WHAT YOU HAVE TO DO
Only lines holding the string "раствора" are wanted; copy each one from the material.

——

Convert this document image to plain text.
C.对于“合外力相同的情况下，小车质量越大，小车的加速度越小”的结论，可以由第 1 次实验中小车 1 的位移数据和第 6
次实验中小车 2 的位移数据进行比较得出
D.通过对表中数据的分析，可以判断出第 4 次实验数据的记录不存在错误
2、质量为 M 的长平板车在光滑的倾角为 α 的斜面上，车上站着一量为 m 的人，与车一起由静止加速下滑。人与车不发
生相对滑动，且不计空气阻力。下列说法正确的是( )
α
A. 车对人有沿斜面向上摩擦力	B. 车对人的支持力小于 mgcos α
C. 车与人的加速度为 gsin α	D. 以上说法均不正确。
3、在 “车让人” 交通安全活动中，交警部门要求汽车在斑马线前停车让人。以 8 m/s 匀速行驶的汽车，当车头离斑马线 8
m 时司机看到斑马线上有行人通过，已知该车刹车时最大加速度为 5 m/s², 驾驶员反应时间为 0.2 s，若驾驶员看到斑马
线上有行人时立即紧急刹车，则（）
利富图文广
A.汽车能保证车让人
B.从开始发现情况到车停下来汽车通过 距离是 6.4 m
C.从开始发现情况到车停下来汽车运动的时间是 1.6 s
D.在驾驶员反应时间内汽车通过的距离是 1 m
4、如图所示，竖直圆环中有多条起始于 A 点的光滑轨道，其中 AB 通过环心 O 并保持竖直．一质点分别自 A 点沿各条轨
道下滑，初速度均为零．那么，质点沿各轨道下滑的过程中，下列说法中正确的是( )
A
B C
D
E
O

——

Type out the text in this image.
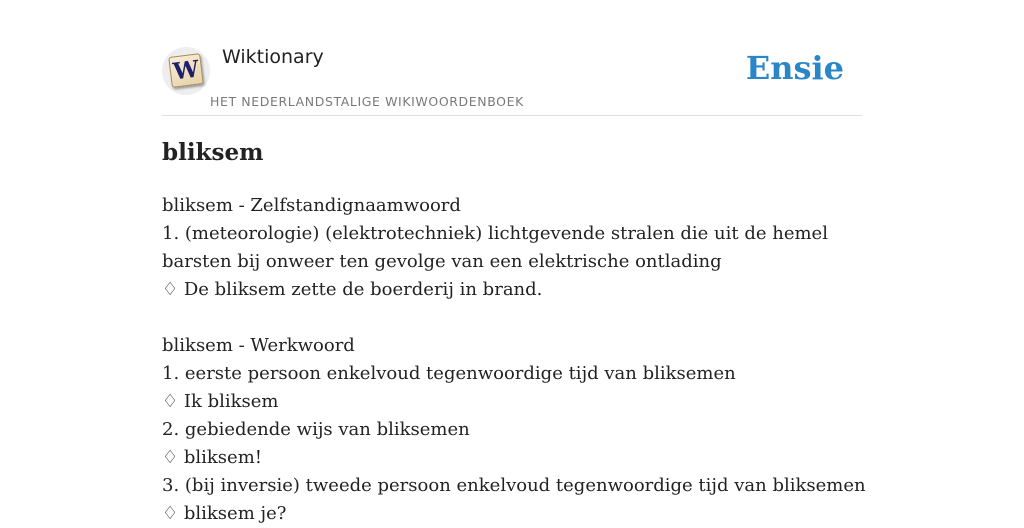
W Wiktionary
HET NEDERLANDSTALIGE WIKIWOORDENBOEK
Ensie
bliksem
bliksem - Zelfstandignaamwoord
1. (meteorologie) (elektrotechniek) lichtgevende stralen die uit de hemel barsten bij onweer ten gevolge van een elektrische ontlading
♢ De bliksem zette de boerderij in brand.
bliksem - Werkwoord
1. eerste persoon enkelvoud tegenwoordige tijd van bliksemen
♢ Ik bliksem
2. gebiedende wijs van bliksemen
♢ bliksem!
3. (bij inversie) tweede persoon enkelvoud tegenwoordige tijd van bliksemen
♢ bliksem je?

——

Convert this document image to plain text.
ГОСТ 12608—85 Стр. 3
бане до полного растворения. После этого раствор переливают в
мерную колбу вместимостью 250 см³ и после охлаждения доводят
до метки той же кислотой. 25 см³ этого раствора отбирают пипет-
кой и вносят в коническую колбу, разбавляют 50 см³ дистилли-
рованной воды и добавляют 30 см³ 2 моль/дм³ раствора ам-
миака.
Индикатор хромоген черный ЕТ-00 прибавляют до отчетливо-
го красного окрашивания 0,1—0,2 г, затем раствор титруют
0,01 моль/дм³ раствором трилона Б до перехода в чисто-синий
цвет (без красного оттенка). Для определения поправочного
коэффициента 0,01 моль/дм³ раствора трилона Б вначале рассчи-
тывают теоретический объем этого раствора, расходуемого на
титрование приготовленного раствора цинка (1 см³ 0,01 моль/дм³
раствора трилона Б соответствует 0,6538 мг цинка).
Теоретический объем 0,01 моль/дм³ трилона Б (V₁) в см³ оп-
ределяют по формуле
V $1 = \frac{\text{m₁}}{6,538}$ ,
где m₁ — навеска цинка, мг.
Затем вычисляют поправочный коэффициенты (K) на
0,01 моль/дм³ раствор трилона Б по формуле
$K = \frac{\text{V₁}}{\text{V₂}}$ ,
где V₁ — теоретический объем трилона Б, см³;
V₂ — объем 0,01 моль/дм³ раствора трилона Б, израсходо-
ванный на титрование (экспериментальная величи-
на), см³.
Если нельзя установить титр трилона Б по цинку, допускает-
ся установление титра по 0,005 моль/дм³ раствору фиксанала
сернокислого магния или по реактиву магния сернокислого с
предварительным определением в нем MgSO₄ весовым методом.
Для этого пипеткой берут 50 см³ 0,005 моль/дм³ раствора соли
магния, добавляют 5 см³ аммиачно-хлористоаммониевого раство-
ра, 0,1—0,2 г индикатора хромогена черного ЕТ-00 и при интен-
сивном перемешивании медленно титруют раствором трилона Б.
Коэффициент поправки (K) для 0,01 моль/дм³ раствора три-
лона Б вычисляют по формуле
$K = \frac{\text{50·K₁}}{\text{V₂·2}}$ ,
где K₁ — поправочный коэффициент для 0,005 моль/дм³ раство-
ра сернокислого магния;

——

RESPONSE FOR THIS EXERCISE
до метки той же кислотой. 25 см³ этого раствора отбирают пипет-
рованной воды и добавляют 30 см³ 2 моль/дм³ раствора ам-
коэффициента 0,01 моль/дм³ раствора трилона Б вначале рассчи-
тывают теоретический объем этого раствора, расходуемого на
титрование приготовленного раствора цинка (1 см³ 0,01 моль/дм³
раствора трилона Б соответствует 0,6538 мг цинка).
V₂ — объем 0,01 моль/дм³ раствора трилона Б, израсходо-
Для этого пипеткой берут 50 см³ 0,005 моль/дм³ раствора соли
Коэффициент поправки (K) для 0,01 моль/дм³ раствора три-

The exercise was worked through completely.